▸ WORK TO COMPLETE
Copy every line of the following data that includes the string "Туманино".

▸ THE DATA
+-------+

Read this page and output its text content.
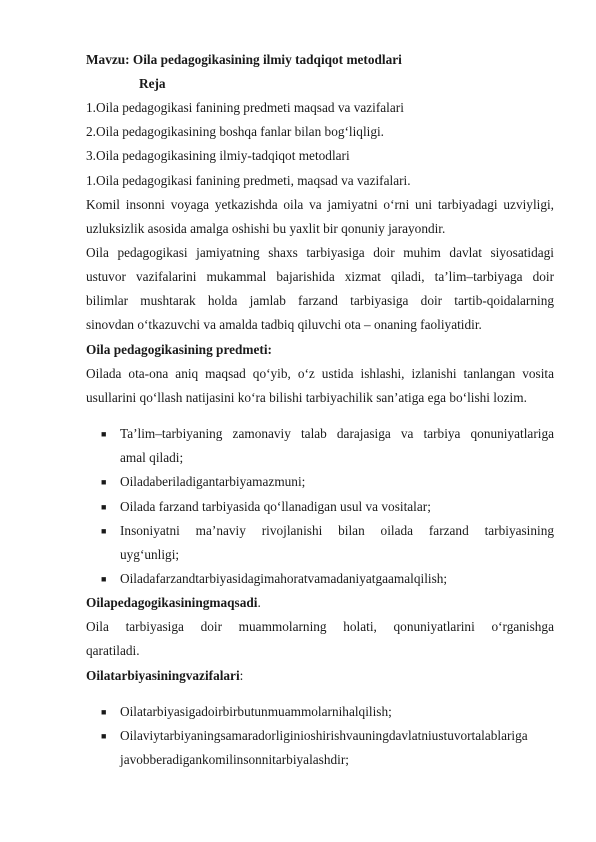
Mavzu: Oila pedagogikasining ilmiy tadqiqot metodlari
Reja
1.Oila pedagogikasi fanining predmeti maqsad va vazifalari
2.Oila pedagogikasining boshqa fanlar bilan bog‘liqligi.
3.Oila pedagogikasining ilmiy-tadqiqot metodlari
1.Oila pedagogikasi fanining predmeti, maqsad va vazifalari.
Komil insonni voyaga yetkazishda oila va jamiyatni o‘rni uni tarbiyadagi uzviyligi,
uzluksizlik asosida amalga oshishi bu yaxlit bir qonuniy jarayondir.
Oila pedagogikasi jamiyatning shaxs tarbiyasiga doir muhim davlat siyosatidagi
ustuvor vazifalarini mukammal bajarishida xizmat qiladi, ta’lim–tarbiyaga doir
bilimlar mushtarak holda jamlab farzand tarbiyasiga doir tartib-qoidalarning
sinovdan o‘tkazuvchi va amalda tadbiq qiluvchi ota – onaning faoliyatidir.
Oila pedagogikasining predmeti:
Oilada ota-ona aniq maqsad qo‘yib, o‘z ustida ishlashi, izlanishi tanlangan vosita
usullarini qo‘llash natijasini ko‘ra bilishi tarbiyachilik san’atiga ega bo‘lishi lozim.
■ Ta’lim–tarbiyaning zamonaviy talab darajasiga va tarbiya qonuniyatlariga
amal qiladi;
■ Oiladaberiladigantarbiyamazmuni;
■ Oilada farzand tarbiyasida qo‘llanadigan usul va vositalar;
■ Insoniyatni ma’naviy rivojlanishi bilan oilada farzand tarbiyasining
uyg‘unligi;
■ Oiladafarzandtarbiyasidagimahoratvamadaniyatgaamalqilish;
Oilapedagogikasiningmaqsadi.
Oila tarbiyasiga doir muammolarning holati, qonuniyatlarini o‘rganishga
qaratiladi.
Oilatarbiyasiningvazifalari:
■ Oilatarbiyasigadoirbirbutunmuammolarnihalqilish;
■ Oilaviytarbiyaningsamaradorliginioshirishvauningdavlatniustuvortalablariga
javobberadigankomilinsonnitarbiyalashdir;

+-------+

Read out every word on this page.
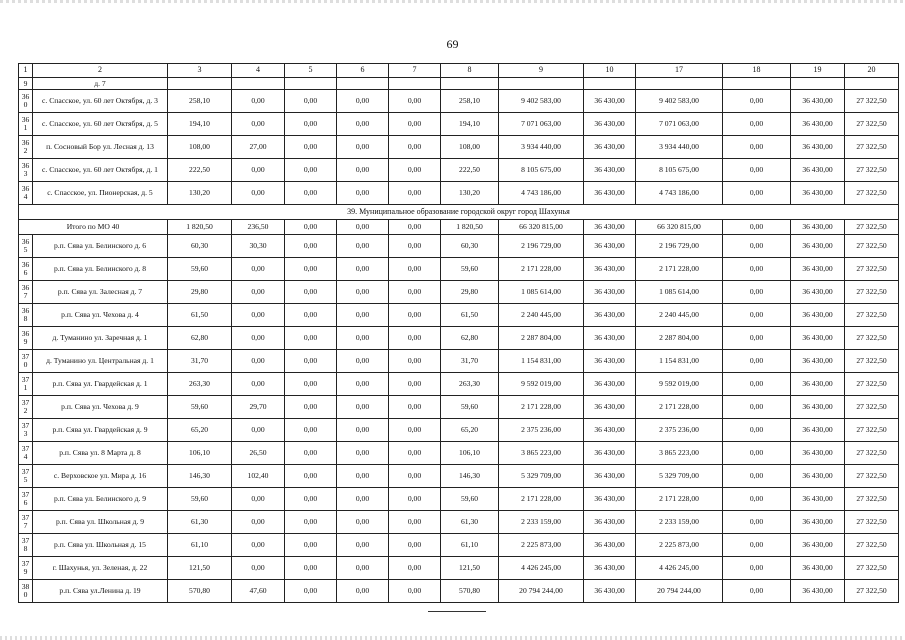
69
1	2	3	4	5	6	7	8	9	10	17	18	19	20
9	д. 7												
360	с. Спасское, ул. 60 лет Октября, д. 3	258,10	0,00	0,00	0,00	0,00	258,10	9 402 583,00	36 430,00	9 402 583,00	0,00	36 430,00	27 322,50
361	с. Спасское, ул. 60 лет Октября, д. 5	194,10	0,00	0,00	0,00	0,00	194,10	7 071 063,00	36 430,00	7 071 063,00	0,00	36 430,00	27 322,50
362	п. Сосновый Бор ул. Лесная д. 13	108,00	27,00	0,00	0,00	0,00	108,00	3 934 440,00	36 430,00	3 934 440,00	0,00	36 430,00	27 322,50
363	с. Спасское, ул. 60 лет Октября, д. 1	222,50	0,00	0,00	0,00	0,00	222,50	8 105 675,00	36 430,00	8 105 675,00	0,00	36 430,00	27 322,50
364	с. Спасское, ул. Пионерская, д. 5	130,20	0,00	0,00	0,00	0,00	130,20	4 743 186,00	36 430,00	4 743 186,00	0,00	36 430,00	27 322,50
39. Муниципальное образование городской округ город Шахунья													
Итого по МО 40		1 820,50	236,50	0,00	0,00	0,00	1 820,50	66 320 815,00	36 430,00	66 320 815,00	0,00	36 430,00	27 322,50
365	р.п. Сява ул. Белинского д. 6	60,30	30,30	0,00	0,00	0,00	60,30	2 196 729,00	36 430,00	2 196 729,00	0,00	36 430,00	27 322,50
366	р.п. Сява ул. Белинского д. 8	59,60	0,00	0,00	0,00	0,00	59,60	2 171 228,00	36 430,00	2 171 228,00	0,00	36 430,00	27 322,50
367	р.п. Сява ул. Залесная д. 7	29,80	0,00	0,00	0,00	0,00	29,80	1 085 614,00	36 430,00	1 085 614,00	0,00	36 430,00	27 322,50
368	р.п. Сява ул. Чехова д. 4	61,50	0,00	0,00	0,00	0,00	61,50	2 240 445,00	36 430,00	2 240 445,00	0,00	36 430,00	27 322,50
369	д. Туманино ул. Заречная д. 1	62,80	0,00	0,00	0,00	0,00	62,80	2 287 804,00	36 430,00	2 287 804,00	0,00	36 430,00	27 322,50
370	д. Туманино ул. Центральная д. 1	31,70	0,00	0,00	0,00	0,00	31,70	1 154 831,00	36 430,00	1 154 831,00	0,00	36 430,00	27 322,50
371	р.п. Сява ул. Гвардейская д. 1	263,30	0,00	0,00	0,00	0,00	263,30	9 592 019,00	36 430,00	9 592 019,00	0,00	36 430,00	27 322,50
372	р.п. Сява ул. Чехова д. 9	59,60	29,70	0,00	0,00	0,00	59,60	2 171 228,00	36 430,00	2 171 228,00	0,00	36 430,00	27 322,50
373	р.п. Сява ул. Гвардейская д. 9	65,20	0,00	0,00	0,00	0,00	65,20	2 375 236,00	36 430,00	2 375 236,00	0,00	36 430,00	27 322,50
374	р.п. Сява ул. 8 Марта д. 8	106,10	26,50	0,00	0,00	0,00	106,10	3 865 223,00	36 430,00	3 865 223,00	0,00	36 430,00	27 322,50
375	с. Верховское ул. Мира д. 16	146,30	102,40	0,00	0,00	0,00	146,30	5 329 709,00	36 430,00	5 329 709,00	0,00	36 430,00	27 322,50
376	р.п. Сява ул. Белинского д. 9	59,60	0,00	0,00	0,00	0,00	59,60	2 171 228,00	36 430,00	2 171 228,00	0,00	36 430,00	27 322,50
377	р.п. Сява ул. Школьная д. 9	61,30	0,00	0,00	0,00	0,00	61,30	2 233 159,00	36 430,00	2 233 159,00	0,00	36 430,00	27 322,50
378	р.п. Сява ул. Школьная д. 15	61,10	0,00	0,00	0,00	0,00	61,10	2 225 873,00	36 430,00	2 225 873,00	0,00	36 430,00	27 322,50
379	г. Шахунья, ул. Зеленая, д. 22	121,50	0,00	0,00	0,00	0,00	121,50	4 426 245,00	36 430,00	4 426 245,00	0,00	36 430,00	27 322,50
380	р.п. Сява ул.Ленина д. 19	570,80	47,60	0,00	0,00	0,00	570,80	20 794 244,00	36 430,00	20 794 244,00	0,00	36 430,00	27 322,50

+-------+

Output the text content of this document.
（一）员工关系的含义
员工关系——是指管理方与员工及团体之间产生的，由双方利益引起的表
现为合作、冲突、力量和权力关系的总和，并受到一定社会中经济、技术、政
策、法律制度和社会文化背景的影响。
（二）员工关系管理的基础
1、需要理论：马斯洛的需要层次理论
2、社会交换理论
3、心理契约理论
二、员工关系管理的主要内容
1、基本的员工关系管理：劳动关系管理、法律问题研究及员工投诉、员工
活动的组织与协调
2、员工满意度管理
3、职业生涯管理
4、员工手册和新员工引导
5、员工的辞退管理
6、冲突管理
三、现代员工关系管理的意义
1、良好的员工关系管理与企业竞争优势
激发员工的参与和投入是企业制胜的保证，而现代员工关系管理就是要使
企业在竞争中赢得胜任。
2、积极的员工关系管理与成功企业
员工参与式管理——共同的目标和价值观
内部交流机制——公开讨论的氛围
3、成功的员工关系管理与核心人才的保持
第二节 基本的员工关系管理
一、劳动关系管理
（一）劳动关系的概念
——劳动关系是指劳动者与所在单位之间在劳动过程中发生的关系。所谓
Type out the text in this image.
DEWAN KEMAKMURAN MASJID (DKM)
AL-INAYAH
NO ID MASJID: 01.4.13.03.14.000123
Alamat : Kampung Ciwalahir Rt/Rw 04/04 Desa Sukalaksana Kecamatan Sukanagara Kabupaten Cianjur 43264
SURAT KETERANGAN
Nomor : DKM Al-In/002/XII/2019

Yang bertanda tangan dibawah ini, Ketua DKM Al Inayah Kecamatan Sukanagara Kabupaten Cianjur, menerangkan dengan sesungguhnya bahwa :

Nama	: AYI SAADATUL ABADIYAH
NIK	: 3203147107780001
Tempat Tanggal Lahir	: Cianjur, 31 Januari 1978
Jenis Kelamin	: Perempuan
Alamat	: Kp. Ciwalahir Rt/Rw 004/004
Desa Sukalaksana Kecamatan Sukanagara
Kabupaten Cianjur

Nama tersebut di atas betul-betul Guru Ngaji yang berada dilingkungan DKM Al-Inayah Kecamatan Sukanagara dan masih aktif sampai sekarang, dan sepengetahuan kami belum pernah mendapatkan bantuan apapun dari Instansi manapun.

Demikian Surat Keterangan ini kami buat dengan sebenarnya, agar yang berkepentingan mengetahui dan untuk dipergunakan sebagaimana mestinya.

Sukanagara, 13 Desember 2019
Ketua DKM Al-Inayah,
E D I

+-------+

▸ RESULT FOR THIS EXERCISE
369	д. Туманино ул. Заречная д. 1	62,80	0,00	0,00	0,00	0,00	62,80	2 287 804,00	36 430,00	2 287 804,00	0,00	36 430,00	27 322,50
370	д. Туманино ул. Центральная д. 1	31,70	0,00	0,00	0,00	0,00	31,70	1 154 831,00	36 430,00	1 154 831,00	0,00	36 430,00	27 322,50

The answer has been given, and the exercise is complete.